**EXERCISE BRIEF:** Go through the entries below and collect each line with the string "семидневный" in it.

**SUPPLIED INFORMATION:**
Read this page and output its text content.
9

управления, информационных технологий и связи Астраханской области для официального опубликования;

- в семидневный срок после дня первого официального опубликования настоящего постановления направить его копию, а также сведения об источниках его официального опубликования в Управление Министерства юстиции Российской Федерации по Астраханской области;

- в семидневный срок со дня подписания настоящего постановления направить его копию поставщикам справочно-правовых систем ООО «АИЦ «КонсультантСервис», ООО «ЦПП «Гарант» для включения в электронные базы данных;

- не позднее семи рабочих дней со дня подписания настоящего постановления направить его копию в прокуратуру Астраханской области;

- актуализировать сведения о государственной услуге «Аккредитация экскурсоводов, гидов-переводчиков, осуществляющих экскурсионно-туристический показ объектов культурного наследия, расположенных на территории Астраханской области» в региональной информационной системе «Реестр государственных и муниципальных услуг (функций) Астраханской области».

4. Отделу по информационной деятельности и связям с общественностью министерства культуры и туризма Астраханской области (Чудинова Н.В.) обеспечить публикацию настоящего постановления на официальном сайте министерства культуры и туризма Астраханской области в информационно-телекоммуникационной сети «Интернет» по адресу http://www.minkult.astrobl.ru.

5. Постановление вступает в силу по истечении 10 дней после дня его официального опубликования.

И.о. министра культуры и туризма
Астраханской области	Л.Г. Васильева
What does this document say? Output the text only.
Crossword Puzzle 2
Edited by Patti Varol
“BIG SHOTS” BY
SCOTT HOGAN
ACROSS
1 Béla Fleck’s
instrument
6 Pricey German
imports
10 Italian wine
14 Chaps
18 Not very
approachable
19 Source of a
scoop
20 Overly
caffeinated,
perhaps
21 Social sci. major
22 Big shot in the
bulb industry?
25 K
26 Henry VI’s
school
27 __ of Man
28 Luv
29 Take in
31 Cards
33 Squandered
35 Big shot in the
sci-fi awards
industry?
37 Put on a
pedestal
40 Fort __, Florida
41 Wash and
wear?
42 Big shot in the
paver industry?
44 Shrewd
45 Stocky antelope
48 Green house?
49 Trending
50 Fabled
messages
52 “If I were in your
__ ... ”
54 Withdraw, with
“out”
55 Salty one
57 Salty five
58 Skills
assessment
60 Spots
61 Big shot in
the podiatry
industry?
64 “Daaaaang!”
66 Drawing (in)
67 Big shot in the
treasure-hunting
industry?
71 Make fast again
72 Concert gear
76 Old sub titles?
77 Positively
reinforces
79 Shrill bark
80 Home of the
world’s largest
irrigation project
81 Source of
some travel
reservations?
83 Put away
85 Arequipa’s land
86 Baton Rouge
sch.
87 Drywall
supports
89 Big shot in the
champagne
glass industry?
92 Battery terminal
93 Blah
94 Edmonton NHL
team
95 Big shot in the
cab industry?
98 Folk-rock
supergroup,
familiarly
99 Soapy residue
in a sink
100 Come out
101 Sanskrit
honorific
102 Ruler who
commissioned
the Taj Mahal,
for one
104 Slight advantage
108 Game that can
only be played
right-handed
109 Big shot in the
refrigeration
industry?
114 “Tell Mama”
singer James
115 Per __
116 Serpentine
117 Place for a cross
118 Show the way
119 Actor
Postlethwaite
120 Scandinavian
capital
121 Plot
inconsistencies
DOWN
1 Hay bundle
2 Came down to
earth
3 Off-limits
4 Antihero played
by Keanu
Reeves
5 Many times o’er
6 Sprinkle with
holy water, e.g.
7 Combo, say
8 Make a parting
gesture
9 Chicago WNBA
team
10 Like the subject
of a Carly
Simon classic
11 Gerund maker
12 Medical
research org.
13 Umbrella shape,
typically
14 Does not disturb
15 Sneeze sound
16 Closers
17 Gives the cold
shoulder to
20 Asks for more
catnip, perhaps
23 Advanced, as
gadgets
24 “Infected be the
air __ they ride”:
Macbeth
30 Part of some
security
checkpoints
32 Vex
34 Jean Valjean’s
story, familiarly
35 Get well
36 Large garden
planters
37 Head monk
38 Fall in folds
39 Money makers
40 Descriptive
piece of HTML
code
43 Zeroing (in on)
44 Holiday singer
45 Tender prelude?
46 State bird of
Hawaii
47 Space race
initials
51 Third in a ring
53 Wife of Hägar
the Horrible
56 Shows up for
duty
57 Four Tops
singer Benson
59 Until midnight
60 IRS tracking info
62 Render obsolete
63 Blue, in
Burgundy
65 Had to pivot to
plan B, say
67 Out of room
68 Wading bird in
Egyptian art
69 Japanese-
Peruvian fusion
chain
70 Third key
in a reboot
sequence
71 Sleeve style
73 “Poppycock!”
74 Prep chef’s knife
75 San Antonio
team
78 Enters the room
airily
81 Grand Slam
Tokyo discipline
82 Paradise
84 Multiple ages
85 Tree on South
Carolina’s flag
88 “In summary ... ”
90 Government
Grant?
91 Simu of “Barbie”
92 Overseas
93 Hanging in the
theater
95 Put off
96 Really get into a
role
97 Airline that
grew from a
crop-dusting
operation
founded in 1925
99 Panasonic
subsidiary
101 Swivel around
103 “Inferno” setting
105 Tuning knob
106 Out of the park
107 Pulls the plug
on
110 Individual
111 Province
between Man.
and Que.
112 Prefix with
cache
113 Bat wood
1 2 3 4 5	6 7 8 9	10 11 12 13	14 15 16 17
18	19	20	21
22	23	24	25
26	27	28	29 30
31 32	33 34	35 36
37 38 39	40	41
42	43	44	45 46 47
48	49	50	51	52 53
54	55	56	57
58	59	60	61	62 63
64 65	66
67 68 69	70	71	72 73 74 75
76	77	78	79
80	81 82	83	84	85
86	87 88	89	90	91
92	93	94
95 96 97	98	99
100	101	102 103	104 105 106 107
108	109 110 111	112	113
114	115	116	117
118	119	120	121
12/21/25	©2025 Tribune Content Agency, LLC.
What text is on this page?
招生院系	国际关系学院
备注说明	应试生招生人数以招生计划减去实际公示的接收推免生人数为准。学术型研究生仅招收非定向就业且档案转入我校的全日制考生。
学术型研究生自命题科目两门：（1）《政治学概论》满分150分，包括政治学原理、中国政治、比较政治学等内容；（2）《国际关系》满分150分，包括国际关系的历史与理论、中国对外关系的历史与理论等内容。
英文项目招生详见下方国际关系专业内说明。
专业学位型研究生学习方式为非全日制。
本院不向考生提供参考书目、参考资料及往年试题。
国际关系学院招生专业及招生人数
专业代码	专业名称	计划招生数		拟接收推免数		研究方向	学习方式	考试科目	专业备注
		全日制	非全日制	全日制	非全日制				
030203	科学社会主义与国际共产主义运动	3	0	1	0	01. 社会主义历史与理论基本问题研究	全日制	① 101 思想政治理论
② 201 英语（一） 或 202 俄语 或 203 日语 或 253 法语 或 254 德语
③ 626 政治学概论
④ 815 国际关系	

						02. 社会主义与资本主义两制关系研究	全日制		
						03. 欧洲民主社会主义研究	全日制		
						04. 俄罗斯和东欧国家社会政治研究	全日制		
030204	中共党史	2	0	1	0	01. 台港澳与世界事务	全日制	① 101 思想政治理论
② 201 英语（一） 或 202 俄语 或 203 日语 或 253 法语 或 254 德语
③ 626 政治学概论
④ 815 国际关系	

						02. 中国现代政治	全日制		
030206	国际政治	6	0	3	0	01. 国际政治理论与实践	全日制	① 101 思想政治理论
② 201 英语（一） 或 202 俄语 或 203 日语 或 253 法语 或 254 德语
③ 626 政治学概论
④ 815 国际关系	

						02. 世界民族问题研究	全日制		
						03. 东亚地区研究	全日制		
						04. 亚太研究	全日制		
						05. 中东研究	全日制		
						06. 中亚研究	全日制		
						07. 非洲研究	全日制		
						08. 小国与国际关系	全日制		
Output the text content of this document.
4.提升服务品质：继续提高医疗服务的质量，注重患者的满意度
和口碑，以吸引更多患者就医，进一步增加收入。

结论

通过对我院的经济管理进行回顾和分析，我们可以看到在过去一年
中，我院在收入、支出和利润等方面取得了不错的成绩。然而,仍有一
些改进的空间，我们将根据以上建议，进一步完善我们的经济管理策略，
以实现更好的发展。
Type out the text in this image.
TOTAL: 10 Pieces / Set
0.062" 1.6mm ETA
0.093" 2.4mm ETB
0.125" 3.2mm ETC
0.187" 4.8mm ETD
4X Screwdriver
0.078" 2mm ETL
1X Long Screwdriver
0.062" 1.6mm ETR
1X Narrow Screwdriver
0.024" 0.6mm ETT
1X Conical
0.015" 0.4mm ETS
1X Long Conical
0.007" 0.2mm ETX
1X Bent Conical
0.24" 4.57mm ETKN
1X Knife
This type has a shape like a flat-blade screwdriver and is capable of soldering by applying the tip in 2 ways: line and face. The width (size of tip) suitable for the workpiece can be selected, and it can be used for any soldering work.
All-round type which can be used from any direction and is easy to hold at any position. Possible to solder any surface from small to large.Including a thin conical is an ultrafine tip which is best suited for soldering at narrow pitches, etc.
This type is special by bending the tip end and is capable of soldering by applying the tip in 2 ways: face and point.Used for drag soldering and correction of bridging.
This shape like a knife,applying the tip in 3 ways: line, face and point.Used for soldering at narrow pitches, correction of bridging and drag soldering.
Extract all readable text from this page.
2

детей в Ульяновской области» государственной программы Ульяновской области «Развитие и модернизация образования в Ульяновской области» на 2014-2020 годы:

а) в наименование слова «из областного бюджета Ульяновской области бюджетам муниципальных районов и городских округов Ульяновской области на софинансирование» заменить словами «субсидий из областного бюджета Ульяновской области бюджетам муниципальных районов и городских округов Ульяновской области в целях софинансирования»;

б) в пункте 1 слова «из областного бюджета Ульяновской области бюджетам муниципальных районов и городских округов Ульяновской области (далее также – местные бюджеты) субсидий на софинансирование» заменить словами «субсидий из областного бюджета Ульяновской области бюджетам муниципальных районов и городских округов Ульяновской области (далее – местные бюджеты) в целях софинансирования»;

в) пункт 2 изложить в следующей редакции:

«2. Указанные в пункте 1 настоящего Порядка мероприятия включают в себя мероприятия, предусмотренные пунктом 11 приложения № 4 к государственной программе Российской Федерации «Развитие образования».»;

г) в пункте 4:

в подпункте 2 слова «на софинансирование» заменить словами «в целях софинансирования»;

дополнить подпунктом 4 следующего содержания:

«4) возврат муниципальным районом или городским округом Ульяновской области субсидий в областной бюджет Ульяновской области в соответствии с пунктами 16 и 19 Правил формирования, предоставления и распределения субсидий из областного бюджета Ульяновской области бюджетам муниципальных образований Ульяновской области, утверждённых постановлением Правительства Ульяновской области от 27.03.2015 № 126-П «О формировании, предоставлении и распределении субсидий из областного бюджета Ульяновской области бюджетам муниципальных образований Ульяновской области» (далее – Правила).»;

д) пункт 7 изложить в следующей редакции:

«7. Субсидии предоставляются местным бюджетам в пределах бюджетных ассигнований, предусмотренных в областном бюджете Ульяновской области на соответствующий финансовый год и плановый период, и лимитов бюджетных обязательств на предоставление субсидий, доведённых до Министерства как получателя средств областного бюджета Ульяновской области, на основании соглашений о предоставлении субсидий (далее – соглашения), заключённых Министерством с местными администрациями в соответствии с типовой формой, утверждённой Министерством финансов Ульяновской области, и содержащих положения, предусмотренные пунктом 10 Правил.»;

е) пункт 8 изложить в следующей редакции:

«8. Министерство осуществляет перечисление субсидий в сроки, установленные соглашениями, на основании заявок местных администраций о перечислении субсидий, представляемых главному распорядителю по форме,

**SOLUTION TO THIS EXERCISE:**
- в семидневный срок после дня первого официального опубликования настоящего постановления направить его копию, а также сведения об источниках его официального опубликования в Управление Министерства юстиции Российской Федерации по Астраханской области;
- в семидневный срок со дня подписания настоящего постановления направить его копию поставщикам справочно-правовых систем ООО «АИЦ «КонсультантСервис», ООО «ЦПП «Гарант» для включения в электронные базы данных;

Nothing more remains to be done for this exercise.